◆ What this task involves ◆
Copy out all of the material, matching it word for word.
○ ○ ○ ○
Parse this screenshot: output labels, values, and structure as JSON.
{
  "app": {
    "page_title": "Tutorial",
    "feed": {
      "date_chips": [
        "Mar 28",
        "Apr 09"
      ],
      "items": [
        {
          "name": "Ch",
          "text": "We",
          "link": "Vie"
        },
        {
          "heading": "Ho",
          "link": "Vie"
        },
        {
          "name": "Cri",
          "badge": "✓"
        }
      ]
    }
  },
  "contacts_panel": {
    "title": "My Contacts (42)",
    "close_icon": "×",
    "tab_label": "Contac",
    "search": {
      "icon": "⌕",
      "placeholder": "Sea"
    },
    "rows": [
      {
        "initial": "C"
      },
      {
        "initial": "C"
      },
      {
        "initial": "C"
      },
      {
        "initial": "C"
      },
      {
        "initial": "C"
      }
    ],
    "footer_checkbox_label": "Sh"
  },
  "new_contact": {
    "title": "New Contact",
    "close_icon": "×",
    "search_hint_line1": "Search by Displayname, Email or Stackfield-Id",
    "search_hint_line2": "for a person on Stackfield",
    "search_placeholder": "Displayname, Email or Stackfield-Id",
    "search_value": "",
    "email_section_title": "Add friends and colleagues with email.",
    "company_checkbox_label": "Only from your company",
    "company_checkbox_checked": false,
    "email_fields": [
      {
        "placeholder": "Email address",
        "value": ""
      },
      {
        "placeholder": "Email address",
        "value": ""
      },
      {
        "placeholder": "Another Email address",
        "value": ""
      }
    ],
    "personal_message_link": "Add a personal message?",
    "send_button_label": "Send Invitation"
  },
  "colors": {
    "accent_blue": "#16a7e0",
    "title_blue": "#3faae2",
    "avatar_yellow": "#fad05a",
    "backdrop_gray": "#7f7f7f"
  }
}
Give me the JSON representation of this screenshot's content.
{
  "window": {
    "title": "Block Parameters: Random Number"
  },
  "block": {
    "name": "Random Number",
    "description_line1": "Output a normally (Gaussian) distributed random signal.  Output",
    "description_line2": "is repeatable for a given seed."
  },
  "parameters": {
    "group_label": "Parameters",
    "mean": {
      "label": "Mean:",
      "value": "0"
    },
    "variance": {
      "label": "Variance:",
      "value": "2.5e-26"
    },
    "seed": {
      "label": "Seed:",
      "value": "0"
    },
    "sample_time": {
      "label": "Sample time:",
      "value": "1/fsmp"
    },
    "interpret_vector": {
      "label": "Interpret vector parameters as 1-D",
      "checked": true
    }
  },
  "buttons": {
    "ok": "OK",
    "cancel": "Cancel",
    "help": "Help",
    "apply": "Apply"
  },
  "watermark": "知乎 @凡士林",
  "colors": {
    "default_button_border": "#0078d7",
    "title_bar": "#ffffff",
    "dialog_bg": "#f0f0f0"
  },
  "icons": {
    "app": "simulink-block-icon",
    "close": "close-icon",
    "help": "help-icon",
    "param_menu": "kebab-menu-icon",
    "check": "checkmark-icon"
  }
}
○ ○ ○ ○
◆ Exercise answer ◆
Parse this screenshot: output labels, values, and structure as JSON.
{
  "app": {
    "page_title": "Tutorial",
    "feed": {
      "date_chips": [
        "Mar 28",
        "Apr 09"
      ],
      "items": [
        {
          "name": "Ch",
          "text": "We",
          "link": "Vie"
        },
        {
          "heading": "Ho",
          "link": "Vie"
        },
        {
          "name": "Cri",
          "badge": "✓"
        }
      ]
    }
  },
  "contacts_panel": {
    "title": "My Contacts (42)",
    "close_icon": "×",
    "tab_label": "Contac",
    "search": {
      "icon": "⌕",
      "placeholder": "Sea"
    },
    "rows": [
      {
        "initial": "C"
      },
      {
        "initial": "C"
      },
      {
        "initial": "C"
      },
      {
        "initial": "C"
      },
      {
        "initial": "C"
      }
    ],
    "footer_checkbox_label": "Sh"
  },
  "new_contact": {
    "title": "New Contact",
    "close_icon": "×",
    "search_hint_line1": "Search by Displayname, Email or Stackfield-Id",
    "search_hint_line2": "for a person on Stackfield",
    "search_placeholder": "Displayname, Email or Stackfield-Id",
    "search_value": "",
    "email_section_title": "Add friends and colleagues with email.",
    "company_checkbox_label": "Only from your company",
    "company_checkbox_checked": false,
    "email_fields": [
      {
        "placeholder": "Email address",
        "value": ""
      },
      {
        "placeholder": "Email address",
        "value": ""
      },
      {
        "placeholder": "Another Email address",
        "value": ""
      }
    ],
    "personal_message_link": "Add a personal message?",
    "send_button_label": "Send Invitation"
  },
  "colors": {
    "accent_blue": "#16a7e0",
    "title_blue": "#3faae2",
    "avatar_yellow": "#fad05a",
    "backdrop_gray": "#7f7f7f"
  }
}
Give me the JSON representation of this screenshot's content.
{
  "window": {
    "title": "Block Parameters: Random Number"
  },
  "block": {
    "name": "Random Number",
    "description_line1": "Output a normally (Gaussian) distributed random signal.  Output",
    "description_line2": "is repeatable for a given seed."
  },
  "parameters": {
    "group_label": "Parameters",
    "mean": {
      "label": "Mean:",
      "value": "0"
    },
    "variance": {
      "label": "Variance:",
      "value": "2.5e-26"
    },
    "seed": {
      "label": "Seed:",
      "value": "0"
    },
    "sample_time": {
      "label": "Sample time:",
      "value": "1/fsmp"
    },
    "interpret_vector": {
      "label": "Interpret vector parameters as 1-D",
      "checked": true
    }
  },
  "buttons": {
    "ok": "OK",
    "cancel": "Cancel",
    "help": "Help",
    "apply": "Apply"
  },
  "watermark": "知乎 @凡士林",
  "colors": {
    "default_button_border": "#0078d7",
    "title_bar": "#ffffff",
    "dialog_bg": "#f0f0f0"
  },
  "icons": {
    "app": "simulink-block-icon",
    "close": "close-icon",
    "help": "help-icon",
    "param_menu": "kebab-menu-icon",
    "check": "checkmark-icon"
  }
}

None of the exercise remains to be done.